What is expected:
Keep only the lines that hold the string "home", filtering out the rest of the entries below.

Records provided:
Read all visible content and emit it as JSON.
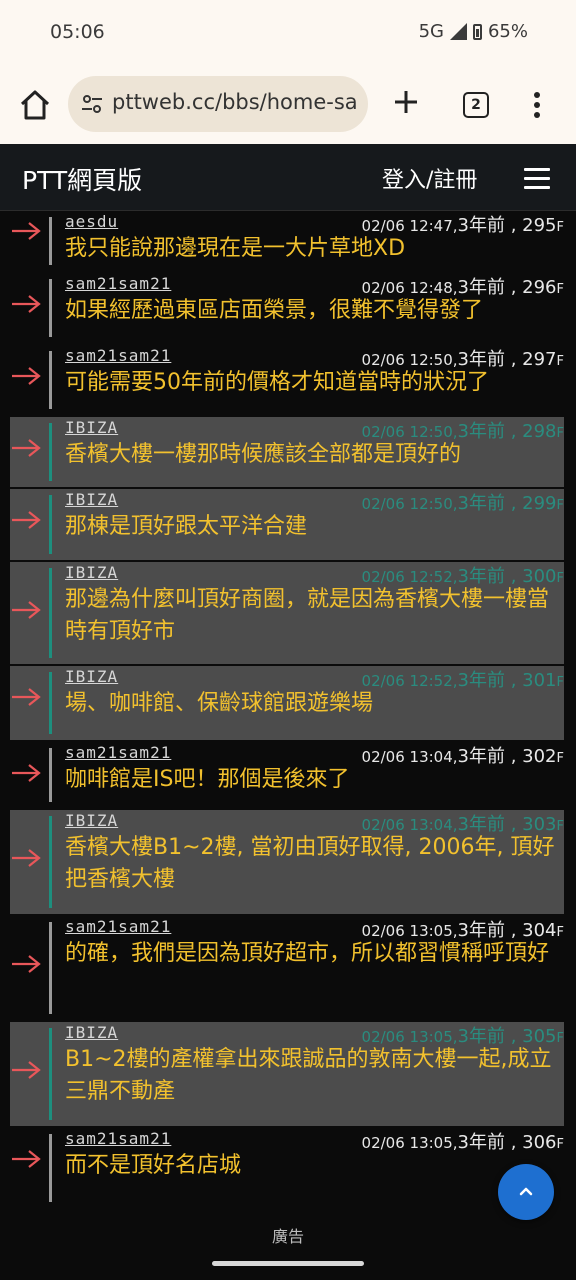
{
  "status_bar": {
    "time": "05:06",
    "network": "5G",
    "battery": "65%"
  },
  "browser": {
    "url": "pttweb.cc/bbs/home-sa",
    "tab_count": "2"
  },
  "site": {
    "title": "PTT網頁版",
    "login": "登入/註冊"
  },
  "comments": [
    {
      "user": "aesdu",
      "datetime": "02/06 12:47,",
      "ago": "3年前 , 295",
      "floor": "F",
      "text": "我只能說那邊現在是一大片草地XD",
      "op": false
    },
    {
      "user": "sam21sam21",
      "datetime": "02/06 12:48,",
      "ago": "3年前 , 296",
      "floor": "F",
      "text": "如果經歷過東區店面榮景，很難不覺得發了",
      "op": false
    },
    {
      "user": "sam21sam21",
      "datetime": "02/06 12:50,",
      "ago": "3年前 , 297",
      "floor": "F",
      "text": "可能需要50年前的價格才知道當時的狀況了",
      "op": false
    },
    {
      "user": "IBIZA",
      "datetime": "02/06 12:50,",
      "ago": "3年前 , 298",
      "floor": "F",
      "text": "香檳大樓一樓那時候應該全部都是頂好的",
      "op": true
    },
    {
      "user": "IBIZA",
      "datetime": "02/06 12:50,",
      "ago": "3年前 , 299",
      "floor": "F",
      "text": "那棟是頂好跟太平洋合建",
      "op": true
    },
    {
      "user": "IBIZA",
      "datetime": "02/06 12:52,",
      "ago": "3年前 , 300",
      "floor": "F",
      "text": "那邊為什麼叫頂好商圈，就是因為香檳大樓一樓當時有頂好市",
      "op": true
    },
    {
      "user": "IBIZA",
      "datetime": "02/06 12:52,",
      "ago": "3年前 , 301",
      "floor": "F",
      "text": "場、咖啡館、保齡球館跟遊樂場",
      "op": true
    },
    {
      "user": "sam21sam21",
      "datetime": "02/06 13:04,",
      "ago": "3年前 , 302",
      "floor": "F",
      "text": "咖啡館是IS吧！那個是後來了",
      "op": false
    },
    {
      "user": "IBIZA",
      "datetime": "02/06 13:04,",
      "ago": "3年前 , 303",
      "floor": "F",
      "text": "香檳大樓B1~2樓, 當初由頂好取得, 2006年, 頂好把香檳大樓",
      "op": true
    },
    {
      "user": "sam21sam21",
      "datetime": "02/06 13:05,",
      "ago": "3年前 , 304",
      "floor": "F",
      "text": "的確，我們是因為頂好超市，所以都習慣稱呼頂好",
      "op": false
    },
    {
      "user": "IBIZA",
      "datetime": "02/06 13:05,",
      "ago": "3年前 , 305",
      "floor": "F",
      "text": "B1~2樓的產權拿出來跟誠品的敦南大樓一起,成立三鼎不動產",
      "op": true
    },
    {
      "user": "sam21sam21",
      "datetime": "02/06 13:05,",
      "ago": "3年前 , 306",
      "floor": "F",
      "text": "而不是頂好名店城",
      "op": false
    }
  ],
  "ad": {
    "label": "廣告"
  },
  "colors": {
    "text": "#f2c12e",
    "op_bg": "#4c4c4c",
    "op_bar": "#1d8f7e",
    "arrow": "#e8575a",
    "fab": "#1e6fd0"
  },
  "icons": {
    "home": "home-icon",
    "tune": "tune-icon",
    "plus": "plus-icon",
    "menu": "hamburger-icon",
    "arrow": "push-arrow-icon",
    "fab": "chevron-up-icon"
  }
}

The output:
    "url": "pttweb.cc/bbs/home-sa",
    "home": "home-icon",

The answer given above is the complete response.